### What you need to do
Reproduce the records word for word, from the first line up to and including the line with "binder-hole xyxy=(18,738,45,765)".

### Input data ###

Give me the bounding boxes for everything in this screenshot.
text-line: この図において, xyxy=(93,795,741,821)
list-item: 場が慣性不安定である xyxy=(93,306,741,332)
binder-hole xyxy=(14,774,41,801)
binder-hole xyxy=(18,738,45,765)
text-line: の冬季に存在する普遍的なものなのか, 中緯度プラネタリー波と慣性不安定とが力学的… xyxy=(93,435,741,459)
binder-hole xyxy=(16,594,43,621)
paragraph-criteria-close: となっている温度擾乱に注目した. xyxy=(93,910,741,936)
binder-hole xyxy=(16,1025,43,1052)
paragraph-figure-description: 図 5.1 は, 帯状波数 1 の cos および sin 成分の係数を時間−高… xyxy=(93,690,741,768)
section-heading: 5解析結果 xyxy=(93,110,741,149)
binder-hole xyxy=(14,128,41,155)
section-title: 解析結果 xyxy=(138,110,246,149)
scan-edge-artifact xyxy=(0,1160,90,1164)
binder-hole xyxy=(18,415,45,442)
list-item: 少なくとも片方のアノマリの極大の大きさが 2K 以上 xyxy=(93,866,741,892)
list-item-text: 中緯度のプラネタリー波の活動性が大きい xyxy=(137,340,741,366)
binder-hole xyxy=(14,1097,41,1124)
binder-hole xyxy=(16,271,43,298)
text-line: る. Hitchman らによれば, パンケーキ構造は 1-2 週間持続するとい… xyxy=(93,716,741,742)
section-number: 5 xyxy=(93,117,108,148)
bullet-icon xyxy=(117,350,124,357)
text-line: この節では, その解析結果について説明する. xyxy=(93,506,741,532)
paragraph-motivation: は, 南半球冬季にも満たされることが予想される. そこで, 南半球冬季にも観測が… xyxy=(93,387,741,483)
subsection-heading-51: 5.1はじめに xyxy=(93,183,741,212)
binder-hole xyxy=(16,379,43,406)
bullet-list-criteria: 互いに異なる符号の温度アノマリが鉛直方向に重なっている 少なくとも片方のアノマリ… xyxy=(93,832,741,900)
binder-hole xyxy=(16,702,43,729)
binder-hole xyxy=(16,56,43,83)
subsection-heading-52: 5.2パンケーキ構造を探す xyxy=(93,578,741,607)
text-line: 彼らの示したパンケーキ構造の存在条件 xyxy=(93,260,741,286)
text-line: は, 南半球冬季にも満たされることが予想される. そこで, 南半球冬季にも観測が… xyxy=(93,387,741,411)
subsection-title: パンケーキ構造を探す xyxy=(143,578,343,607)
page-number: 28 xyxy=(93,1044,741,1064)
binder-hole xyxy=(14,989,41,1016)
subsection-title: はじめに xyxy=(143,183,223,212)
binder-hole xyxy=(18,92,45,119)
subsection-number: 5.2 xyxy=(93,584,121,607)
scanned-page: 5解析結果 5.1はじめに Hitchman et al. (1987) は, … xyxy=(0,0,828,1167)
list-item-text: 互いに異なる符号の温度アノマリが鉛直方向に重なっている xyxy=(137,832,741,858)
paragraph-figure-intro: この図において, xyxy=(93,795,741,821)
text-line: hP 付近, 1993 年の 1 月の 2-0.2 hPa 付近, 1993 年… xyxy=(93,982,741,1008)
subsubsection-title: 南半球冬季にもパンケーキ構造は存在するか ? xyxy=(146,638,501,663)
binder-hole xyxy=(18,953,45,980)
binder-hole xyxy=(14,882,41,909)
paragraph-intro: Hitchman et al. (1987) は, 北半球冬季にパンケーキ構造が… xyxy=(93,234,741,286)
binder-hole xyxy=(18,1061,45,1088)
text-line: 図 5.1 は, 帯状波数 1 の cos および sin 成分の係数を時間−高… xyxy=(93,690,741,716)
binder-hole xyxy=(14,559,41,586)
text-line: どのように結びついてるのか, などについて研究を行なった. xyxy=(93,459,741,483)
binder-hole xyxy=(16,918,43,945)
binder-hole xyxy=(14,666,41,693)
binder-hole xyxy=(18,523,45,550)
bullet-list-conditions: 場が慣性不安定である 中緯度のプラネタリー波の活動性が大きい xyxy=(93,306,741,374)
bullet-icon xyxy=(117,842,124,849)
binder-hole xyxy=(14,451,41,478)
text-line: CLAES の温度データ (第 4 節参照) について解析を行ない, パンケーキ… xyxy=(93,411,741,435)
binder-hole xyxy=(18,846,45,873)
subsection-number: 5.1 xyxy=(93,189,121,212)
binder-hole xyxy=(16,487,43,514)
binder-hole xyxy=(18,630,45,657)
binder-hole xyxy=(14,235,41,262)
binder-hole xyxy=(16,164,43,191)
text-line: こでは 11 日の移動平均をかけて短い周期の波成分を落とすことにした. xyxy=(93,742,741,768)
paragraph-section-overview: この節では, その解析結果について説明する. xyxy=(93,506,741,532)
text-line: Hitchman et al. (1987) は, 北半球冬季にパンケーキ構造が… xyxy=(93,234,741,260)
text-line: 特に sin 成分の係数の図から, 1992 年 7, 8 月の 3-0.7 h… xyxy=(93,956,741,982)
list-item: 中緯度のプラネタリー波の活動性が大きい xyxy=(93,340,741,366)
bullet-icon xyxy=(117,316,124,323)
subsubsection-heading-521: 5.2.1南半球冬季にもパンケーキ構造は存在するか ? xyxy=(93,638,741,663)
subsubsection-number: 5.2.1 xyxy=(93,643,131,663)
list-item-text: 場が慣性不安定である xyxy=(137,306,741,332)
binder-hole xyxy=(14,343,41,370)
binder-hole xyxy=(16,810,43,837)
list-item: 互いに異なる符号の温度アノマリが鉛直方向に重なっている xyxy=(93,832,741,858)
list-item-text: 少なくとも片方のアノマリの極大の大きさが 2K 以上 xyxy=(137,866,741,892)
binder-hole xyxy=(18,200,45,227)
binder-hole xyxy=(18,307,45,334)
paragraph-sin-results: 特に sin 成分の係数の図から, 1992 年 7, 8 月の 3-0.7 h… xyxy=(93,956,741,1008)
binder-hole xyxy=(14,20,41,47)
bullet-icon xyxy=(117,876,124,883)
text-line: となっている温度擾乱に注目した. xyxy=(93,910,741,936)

###

### Full response
Give me the bounding boxes for everything in this screenshot.
text-line: この図において, xyxy=(93,795,741,821)
list-item: 場が慣性不安定である xyxy=(93,306,741,332)
binder-hole xyxy=(14,774,41,801)
binder-hole xyxy=(18,738,45,765)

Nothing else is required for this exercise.